GIVEN ENTRIES:
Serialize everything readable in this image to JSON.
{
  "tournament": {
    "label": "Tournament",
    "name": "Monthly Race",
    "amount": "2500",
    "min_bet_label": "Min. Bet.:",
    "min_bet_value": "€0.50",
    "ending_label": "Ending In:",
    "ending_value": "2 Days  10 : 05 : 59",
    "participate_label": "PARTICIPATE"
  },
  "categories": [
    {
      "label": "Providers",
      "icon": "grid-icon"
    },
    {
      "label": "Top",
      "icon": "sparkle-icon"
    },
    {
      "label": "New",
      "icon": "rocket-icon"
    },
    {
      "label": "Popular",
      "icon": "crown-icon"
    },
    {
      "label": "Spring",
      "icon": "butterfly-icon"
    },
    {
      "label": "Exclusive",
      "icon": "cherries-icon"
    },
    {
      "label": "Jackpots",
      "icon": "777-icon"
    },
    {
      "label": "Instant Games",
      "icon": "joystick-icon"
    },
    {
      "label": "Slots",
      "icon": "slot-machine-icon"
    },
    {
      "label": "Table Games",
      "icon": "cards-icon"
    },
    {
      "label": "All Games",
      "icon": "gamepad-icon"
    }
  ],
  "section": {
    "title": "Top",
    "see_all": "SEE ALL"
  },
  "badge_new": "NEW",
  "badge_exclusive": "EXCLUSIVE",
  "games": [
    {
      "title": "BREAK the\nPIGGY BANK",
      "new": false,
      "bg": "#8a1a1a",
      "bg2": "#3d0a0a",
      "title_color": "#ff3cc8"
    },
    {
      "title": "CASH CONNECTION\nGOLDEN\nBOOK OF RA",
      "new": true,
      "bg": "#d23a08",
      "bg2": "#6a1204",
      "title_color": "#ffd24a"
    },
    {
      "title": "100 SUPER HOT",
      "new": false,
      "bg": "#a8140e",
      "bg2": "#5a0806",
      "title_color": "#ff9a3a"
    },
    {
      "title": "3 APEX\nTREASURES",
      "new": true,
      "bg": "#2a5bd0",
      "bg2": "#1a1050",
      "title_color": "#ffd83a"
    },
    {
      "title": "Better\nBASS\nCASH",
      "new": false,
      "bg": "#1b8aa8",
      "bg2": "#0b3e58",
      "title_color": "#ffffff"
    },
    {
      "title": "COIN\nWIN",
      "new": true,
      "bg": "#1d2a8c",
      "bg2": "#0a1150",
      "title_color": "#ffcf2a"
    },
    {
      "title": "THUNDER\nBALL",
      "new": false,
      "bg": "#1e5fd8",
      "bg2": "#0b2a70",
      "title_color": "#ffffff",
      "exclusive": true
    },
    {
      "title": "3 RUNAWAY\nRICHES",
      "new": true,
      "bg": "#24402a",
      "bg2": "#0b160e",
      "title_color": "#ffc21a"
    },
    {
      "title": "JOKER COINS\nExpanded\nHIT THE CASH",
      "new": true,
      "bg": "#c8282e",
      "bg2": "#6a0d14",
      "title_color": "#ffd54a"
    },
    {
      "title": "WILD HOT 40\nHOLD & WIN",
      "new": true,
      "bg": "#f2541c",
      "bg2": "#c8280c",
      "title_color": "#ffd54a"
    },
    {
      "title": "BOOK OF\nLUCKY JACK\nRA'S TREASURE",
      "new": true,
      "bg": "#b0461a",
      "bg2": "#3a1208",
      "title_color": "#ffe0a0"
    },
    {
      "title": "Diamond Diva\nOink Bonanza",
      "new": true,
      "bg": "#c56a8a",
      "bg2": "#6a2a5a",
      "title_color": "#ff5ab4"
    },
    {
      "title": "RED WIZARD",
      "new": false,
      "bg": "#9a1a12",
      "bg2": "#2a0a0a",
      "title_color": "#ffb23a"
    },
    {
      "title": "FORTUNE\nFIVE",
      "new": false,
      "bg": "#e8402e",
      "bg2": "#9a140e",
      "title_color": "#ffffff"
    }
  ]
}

WHAT YOU HAVE TO DO: Look over the material above and show each line where "icon" appears.

RESULT FOR THIS EXERCISE:
      "icon": "grid-icon"
      "icon": "sparkle-icon"
      "icon": "rocket-icon"
      "icon": "crown-icon"
      "icon": "butterfly-icon"
      "icon": "cherries-icon"
      "icon": "777-icon"
      "icon": "joystick-icon"
      "icon": "slot-machine-icon"
      "icon": "cards-icon"
      "icon": "gamepad-icon"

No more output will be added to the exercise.